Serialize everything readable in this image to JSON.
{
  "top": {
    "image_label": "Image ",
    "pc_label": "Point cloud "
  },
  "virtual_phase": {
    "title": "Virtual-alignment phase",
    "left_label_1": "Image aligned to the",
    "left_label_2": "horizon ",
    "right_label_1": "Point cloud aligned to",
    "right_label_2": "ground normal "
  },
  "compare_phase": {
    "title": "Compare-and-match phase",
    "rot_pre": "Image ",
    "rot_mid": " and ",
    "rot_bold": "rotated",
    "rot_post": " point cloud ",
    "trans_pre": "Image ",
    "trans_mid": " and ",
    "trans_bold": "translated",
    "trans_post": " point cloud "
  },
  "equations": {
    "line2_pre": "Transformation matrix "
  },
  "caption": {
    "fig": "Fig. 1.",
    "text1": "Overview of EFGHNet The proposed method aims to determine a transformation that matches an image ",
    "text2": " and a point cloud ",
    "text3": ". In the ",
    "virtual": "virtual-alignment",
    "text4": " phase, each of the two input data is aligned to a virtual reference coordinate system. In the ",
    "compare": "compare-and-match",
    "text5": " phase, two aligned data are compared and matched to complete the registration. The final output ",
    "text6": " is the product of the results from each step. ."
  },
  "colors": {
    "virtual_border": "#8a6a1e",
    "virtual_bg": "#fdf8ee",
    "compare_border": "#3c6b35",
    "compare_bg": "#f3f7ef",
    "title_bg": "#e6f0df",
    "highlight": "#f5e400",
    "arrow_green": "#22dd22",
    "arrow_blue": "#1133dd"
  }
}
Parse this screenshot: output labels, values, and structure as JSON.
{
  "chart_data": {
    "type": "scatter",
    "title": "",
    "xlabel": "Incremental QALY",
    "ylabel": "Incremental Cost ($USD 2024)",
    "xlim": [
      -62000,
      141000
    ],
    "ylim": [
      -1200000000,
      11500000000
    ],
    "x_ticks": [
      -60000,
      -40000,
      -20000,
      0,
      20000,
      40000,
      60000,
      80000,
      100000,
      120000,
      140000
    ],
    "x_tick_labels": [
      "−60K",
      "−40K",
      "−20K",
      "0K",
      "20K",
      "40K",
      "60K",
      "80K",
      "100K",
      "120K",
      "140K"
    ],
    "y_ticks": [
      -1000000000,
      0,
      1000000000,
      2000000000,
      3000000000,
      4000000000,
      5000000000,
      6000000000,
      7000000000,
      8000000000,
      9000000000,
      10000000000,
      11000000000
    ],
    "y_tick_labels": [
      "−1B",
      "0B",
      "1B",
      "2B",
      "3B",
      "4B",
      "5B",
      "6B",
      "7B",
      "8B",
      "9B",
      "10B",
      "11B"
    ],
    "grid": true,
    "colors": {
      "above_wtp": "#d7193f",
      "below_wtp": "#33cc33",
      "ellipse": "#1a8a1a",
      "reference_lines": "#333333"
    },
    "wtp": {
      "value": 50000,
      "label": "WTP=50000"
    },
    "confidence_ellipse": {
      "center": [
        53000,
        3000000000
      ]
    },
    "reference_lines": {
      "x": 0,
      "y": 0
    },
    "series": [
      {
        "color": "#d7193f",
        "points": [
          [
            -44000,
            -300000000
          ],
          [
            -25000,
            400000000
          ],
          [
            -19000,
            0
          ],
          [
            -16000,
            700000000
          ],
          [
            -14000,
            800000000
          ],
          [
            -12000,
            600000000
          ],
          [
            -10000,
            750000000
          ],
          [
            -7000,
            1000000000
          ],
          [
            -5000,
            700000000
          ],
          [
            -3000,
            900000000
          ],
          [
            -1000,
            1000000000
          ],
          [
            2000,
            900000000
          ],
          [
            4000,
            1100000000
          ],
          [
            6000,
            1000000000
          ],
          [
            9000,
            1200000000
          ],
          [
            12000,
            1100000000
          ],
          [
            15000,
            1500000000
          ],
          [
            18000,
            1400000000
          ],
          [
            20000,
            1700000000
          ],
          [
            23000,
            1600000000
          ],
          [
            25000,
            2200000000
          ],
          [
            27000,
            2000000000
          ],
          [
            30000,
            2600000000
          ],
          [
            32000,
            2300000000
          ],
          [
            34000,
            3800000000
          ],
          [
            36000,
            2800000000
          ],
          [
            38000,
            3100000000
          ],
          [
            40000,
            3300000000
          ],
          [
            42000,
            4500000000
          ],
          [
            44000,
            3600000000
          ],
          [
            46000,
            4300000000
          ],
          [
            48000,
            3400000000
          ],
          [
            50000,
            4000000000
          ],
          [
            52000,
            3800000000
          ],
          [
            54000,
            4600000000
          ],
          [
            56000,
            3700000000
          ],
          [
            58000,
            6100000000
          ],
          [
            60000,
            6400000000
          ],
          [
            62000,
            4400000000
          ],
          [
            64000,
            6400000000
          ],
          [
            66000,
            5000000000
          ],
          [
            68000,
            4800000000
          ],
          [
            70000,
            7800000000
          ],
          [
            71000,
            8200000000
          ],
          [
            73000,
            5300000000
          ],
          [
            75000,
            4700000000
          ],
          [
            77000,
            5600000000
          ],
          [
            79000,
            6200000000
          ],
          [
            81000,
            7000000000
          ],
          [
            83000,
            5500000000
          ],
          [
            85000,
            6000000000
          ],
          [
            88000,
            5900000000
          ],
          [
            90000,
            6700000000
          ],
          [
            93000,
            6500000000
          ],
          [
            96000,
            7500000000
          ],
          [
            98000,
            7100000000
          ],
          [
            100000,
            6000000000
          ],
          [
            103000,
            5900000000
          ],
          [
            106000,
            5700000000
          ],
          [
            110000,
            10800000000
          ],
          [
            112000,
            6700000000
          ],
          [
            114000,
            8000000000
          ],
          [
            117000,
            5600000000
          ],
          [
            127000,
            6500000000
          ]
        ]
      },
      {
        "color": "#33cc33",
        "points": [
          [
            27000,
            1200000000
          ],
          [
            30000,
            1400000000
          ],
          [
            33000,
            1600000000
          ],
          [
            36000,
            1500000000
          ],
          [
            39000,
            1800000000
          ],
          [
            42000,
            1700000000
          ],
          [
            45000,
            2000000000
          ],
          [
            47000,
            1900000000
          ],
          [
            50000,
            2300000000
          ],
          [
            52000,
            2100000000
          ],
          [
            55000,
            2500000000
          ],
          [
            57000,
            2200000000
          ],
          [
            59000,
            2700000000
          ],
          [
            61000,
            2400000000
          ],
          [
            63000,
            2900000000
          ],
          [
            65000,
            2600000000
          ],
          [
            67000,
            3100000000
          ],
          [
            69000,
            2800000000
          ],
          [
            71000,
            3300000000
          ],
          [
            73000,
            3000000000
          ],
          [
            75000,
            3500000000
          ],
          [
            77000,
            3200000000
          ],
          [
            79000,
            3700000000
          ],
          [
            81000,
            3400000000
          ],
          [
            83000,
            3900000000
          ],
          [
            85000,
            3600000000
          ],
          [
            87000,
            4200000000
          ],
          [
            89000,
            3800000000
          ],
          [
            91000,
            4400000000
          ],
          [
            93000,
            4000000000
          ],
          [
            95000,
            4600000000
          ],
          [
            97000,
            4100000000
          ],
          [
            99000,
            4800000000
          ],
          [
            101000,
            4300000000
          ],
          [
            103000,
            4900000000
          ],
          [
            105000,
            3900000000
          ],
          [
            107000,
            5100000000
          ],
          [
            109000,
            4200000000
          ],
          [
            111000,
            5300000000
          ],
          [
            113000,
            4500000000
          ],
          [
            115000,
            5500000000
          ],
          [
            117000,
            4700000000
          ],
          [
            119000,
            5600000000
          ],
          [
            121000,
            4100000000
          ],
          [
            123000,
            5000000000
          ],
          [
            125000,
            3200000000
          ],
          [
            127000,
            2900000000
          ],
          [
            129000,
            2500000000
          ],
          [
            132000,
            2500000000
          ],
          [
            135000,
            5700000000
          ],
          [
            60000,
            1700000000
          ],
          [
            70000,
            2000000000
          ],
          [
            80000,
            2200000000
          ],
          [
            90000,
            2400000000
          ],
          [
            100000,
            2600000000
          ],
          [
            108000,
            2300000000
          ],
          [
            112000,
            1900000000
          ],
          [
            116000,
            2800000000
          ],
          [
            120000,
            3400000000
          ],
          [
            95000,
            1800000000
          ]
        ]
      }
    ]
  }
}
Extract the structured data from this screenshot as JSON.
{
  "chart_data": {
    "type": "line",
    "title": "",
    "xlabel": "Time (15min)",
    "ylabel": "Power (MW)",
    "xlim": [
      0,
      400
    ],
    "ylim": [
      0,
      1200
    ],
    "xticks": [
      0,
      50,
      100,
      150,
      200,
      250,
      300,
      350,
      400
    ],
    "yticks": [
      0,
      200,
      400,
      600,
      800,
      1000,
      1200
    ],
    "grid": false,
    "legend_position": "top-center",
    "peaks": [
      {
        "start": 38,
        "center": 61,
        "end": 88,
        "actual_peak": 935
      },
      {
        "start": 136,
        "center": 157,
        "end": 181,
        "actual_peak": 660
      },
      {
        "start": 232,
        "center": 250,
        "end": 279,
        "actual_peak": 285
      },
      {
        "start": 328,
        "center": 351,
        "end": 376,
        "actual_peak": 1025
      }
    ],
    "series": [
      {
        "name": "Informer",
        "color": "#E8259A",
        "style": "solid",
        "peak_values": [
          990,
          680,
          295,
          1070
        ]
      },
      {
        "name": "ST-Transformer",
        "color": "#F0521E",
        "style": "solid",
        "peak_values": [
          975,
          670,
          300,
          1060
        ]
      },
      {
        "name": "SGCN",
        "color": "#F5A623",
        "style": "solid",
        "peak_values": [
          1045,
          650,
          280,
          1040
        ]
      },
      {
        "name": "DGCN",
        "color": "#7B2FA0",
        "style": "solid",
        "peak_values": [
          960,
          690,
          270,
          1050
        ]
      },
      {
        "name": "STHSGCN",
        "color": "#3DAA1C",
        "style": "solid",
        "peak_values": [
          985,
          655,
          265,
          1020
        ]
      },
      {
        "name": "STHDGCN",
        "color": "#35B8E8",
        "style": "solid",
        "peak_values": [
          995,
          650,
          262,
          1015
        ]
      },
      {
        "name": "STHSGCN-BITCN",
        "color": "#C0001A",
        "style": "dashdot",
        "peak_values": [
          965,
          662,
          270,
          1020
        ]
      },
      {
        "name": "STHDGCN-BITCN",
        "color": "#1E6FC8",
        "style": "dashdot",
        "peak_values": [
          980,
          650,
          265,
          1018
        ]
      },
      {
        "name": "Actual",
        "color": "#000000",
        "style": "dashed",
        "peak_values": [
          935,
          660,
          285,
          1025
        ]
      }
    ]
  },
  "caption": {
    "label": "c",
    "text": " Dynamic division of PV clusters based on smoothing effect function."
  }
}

- [To be done]: Find the lines above that contain the word "BITCN" and collect them.

- [The result]:
        "name": "STHSGCN-BITCN",
        "name": "STHDGCN-BITCN",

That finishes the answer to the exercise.